> **GOAL**
Reproduce each of the following rows verbatim, keeping every character and its order unchanged.

> **SOURCE MATERIAL**

(begin)

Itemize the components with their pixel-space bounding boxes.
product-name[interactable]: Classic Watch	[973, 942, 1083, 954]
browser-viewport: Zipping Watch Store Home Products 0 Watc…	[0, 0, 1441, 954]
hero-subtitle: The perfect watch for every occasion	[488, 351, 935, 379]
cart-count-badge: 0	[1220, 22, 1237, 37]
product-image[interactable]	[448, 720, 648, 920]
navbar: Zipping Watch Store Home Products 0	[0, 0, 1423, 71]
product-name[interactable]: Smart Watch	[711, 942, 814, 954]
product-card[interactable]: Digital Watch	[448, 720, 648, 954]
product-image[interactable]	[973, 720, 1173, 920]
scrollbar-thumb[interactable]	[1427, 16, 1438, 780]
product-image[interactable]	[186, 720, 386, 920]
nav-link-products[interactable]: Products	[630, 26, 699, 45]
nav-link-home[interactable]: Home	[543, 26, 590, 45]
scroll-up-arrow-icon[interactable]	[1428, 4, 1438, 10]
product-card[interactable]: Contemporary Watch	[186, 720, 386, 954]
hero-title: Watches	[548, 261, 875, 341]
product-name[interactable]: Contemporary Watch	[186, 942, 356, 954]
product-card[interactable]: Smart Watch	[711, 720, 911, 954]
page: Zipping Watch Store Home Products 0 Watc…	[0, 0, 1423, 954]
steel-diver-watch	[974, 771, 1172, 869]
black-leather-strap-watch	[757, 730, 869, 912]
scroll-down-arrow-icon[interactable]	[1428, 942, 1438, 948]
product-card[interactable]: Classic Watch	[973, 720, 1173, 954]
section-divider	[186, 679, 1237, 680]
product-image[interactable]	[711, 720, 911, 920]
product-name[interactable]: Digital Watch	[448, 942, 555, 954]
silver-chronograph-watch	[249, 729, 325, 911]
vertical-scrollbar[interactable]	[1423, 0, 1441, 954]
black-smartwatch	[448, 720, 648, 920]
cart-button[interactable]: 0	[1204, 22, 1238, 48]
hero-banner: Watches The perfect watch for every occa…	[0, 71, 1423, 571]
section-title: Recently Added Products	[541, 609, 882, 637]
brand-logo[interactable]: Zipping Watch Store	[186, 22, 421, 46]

(end)

> **THE ANSWER**
Itemize the components with their pixel-space bounding boxes.
product-name[interactable]: Classic Watch	[973, 942, 1083, 954]
browser-viewport: Zipping Watch Store Home Products 0 Watc…	[0, 0, 1441, 954]
hero-subtitle: The perfect watch for every occasion	[488, 351, 935, 379]
cart-count-badge: 0	[1220, 22, 1237, 37]
product-image[interactable]	[448, 720, 648, 920]
navbar: Zipping Watch Store Home Products 0	[0, 0, 1423, 71]
product-name[interactable]: Smart Watch	[711, 942, 814, 954]
product-card[interactable]: Digital Watch	[448, 720, 648, 954]
product-image[interactable]	[973, 720, 1173, 920]
scrollbar-thumb[interactable]	[1427, 16, 1438, 780]
product-image[interactable]	[186, 720, 386, 920]
nav-link-products[interactable]: Products	[630, 26, 699, 45]
nav-link-home[interactable]: Home	[543, 26, 590, 45]
scroll-up-arrow-icon[interactable]	[1428, 4, 1438, 10]
product-card[interactable]: Contemporary Watch	[186, 720, 386, 954]
hero-title: Watches	[548, 261, 875, 341]
product-name[interactable]: Contemporary Watch	[186, 942, 356, 954]
product-card[interactable]: Smart Watch	[711, 720, 911, 954]
page: Zipping Watch Store Home Products 0 Watc…	[0, 0, 1423, 954]
steel-diver-watch	[974, 771, 1172, 869]
black-leather-strap-watch	[757, 730, 869, 912]
scroll-down-arrow-icon[interactable]	[1428, 942, 1438, 948]
product-card[interactable]: Classic Watch	[973, 720, 1173, 954]
section-divider	[186, 679, 1237, 680]
product-image[interactable]	[711, 720, 911, 920]
product-name[interactable]: Digital Watch	[448, 942, 555, 954]
silver-chronograph-watch	[249, 729, 325, 911]
vertical-scrollbar[interactable]	[1423, 0, 1441, 954]
black-smartwatch	[448, 720, 648, 920]
cart-button[interactable]: 0	[1204, 22, 1238, 48]
hero-banner: Watches The perfect watch for every occa…	[0, 71, 1423, 571]
section-title: Recently Added Products	[541, 609, 882, 637]
brand-logo[interactable]: Zipping Watch Store	[186, 22, 421, 46]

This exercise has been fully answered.